#### Excerpted data

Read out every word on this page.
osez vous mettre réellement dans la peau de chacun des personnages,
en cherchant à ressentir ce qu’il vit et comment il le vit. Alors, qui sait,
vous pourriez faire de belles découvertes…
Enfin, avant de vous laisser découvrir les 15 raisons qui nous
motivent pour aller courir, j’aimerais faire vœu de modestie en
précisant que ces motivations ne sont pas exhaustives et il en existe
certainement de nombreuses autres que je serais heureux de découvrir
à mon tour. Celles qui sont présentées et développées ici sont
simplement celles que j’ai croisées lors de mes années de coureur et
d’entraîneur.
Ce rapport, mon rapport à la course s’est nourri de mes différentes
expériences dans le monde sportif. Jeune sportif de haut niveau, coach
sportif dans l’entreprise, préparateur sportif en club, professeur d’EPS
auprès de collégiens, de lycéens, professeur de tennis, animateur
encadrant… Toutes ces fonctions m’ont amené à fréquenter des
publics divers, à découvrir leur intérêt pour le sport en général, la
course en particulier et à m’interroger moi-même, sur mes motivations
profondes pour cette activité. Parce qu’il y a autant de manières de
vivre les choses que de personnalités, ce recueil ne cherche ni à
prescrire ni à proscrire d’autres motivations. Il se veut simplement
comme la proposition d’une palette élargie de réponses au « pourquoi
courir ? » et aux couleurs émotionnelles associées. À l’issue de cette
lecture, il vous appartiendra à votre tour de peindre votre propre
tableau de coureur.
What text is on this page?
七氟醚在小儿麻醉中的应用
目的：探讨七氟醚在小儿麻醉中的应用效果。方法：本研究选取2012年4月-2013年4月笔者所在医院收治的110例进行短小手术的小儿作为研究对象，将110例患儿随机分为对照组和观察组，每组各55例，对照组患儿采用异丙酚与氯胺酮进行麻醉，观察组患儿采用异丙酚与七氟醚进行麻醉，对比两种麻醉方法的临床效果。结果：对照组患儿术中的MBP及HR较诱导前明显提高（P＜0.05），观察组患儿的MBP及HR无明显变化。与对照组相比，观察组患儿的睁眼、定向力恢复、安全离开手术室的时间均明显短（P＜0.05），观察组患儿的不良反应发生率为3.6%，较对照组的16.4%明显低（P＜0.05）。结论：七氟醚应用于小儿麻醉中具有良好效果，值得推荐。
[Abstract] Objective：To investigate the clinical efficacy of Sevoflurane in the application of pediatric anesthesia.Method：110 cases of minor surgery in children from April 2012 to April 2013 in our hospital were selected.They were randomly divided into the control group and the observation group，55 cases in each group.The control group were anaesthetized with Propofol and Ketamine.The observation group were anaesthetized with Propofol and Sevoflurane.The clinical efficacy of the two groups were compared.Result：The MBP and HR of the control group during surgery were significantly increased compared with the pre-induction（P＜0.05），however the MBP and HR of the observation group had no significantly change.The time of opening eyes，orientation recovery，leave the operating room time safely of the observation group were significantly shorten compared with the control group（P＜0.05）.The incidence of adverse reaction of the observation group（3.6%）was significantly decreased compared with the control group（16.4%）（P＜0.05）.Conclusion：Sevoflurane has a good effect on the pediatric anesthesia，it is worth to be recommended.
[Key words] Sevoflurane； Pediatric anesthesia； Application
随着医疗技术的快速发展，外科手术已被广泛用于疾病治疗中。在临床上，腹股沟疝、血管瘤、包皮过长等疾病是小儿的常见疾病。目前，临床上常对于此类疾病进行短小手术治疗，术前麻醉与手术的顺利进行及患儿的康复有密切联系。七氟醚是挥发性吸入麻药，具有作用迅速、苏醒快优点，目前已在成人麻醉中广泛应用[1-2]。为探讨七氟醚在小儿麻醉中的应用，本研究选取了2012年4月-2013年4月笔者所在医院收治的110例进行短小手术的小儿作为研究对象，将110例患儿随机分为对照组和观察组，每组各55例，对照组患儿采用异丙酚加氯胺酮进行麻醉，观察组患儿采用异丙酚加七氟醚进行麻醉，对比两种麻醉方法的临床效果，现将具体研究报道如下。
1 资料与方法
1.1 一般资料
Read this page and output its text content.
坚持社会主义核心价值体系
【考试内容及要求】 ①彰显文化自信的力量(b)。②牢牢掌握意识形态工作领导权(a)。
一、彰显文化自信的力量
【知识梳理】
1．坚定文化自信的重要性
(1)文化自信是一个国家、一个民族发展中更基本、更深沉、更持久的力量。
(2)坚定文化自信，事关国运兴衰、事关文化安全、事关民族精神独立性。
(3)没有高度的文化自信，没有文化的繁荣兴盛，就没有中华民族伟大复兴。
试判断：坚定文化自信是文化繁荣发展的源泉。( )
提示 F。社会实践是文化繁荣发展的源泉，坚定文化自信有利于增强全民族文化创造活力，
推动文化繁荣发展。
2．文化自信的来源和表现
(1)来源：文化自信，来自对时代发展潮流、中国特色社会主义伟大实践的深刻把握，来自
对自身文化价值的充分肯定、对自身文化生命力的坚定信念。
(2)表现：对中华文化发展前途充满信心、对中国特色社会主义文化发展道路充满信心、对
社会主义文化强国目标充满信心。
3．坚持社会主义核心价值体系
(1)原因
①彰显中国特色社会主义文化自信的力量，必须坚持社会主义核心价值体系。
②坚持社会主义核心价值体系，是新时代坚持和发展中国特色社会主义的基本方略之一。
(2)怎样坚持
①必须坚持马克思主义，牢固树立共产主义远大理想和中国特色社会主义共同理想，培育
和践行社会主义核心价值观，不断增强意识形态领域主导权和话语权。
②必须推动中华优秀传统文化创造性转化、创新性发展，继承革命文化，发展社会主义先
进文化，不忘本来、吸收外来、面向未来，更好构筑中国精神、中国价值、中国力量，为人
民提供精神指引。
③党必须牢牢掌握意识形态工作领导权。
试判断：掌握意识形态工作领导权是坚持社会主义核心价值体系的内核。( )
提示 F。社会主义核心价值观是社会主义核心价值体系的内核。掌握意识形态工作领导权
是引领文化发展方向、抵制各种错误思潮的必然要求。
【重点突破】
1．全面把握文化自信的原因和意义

########

Exercise: Write out the entries above word for word.

Reply:
Read out every word on this page.
osez vous mettre réellement dans la peau de chacun des personnages,
en cherchant à ressentir ce qu’il vit et comment il le vit. Alors, qui sait,
vous pourriez faire de belles découvertes…
Enfin, avant de vous laisser découvrir les 15 raisons qui nous
motivent pour aller courir, j’aimerais faire vœu de modestie en
précisant que ces motivations ne sont pas exhaustives et il en existe
certainement de nombreuses autres que je serais heureux de découvrir
à mon tour. Celles qui sont présentées et développées ici sont
simplement celles que j’ai croisées lors de mes années de coureur et
d’entraîneur.
Ce rapport, mon rapport à la course s’est nourri de mes différentes
expériences dans le monde sportif. Jeune sportif de haut niveau, coach
sportif dans l’entreprise, préparateur sportif en club, professeur d’EPS
auprès de collégiens, de lycéens, professeur de tennis, animateur
encadrant… Toutes ces fonctions m’ont amené à fréquenter des
publics divers, à découvrir leur intérêt pour le sport en général, la
course en particulier et à m’interroger moi-même, sur mes motivations
profondes pour cette activité. Parce qu’il y a autant de manières de
vivre les choses que de personnalités, ce recueil ne cherche ni à
prescrire ni à proscrire d’autres motivations. Il se veut simplement
comme la proposition d’une palette élargie de réponses au « pourquoi
courir ? » et aux couleurs émotionnelles associées. À l’issue de cette
lecture, il vous appartiendra à votre tour de peindre votre propre
tableau de coureur.
What text is on this page?
七氟醚在小儿麻醉中的应用
目的：探讨七氟醚在小儿麻醉中的应用效果。方法：本研究选取2012年4月-2013年4月笔者所在医院收治的110例进行短小手术的小儿作为研究对象，将110例患儿随机分为对照组和观察组，每组各55例，对照组患儿采用异丙酚与氯胺酮进行麻醉，观察组患儿采用异丙酚与七氟醚进行麻醉，对比两种麻醉方法的临床效果。结果：对照组患儿术中的MBP及HR较诱导前明显提高（P＜0.05），观察组患儿的MBP及HR无明显变化。与对照组相比，观察组患儿的睁眼、定向力恢复、安全离开手术室的时间均明显短（P＜0.05），观察组患儿的不良反应发生率为3.6%，较对照组的16.4%明显低（P＜0.05）。结论：七氟醚应用于小儿麻醉中具有良好效果，值得推荐。
[Abstract] Objective：To investigate the clinical efficacy of Sevoflurane in the application of pediatric anesthesia.Method：110 cases of minor surgery in children from April 2012 to April 2013 in our hospital were selected.They were randomly divided into the control group and the observation group，55 cases in each group.The control group were anaesthetized with Propofol and Ketamine.The observation group were anaesthetized with Propofol and Sevoflurane.The clinical efficacy of the two groups were compared.Result：The MBP and HR of the control group during surgery were significantly increased compared with the pre-induction（P＜0.05），however the MBP and HR of the observation group had no significantly change.The time of opening eyes，orientation recovery，leave the operating room time safely of the observation group were significantly shorten compared with the control group（P＜0.05）.The incidence of adverse reaction of the observation group（3.6%）was significantly decreased compared with the control group（16.4%）（P＜0.05）.Conclusion：Sevoflurane has a good effect on the pediatric anesthesia，it is worth to be recommended.
[Key words] Sevoflurane； Pediatric anesthesia； Application
随着医疗技术的快速发展，外科手术已被广泛用于疾病治疗中。在临床上，腹股沟疝、血管瘤、包皮过长等疾病是小儿的常见疾病。目前，临床上常对于此类疾病进行短小手术治疗，术前麻醉与手术的顺利进行及患儿的康复有密切联系。七氟醚是挥发性吸入麻药，具有作用迅速、苏醒快优点，目前已在成人麻醉中广泛应用[1-2]。为探讨七氟醚在小儿麻醉中的应用，本研究选取了2012年4月-2013年4月笔者所在医院收治的110例进行短小手术的小儿作为研究对象，将110例患儿随机分为对照组和观察组，每组各55例，对照组患儿采用异丙酚加氯胺酮进行麻醉，观察组患儿采用异丙酚加七氟醚进行麻醉，对比两种麻醉方法的临床效果，现将具体研究报道如下。
1 资料与方法
1.1 一般资料
Read this page and output its text content.
坚持社会主义核心价值体系
【考试内容及要求】 ①彰显文化自信的力量(b)。②牢牢掌握意识形态工作领导权(a)。
一、彰显文化自信的力量
【知识梳理】
1．坚定文化自信的重要性
(1)文化自信是一个国家、一个民族发展中更基本、更深沉、更持久的力量。
(2)坚定文化自信，事关国运兴衰、事关文化安全、事关民族精神独立性。
(3)没有高度的文化自信，没有文化的繁荣兴盛，就没有中华民族伟大复兴。
试判断：坚定文化自信是文化繁荣发展的源泉。( )
提示 F。社会实践是文化繁荣发展的源泉，坚定文化自信有利于增强全民族文化创造活力，
推动文化繁荣发展。
2．文化自信的来源和表现
(1)来源：文化自信，来自对时代发展潮流、中国特色社会主义伟大实践的深刻把握，来自
对自身文化价值的充分肯定、对自身文化生命力的坚定信念。
(2)表现：对中华文化发展前途充满信心、对中国特色社会主义文化发展道路充满信心、对
社会主义文化强国目标充满信心。
3．坚持社会主义核心价值体系
(1)原因
①彰显中国特色社会主义文化自信的力量，必须坚持社会主义核心价值体系。
②坚持社会主义核心价值体系，是新时代坚持和发展中国特色社会主义的基本方略之一。
(2)怎样坚持
①必须坚持马克思主义，牢固树立共产主义远大理想和中国特色社会主义共同理想，培育
和践行社会主义核心价值观，不断增强意识形态领域主导权和话语权。
②必须推动中华优秀传统文化创造性转化、创新性发展，继承革命文化，发展社会主义先
进文化，不忘本来、吸收外来、面向未来，更好构筑中国精神、中国价值、中国力量，为人
民提供精神指引。
③党必须牢牢掌握意识形态工作领导权。
试判断：掌握意识形态工作领导权是坚持社会主义核心价值体系的内核。( )
提示 F。社会主义核心价值观是社会主义核心价值体系的内核。掌握意识形态工作领导权
是引领文化发展方向、抵制各种错误思潮的必然要求。
【重点突破】
1．全面把握文化自信的原因和意义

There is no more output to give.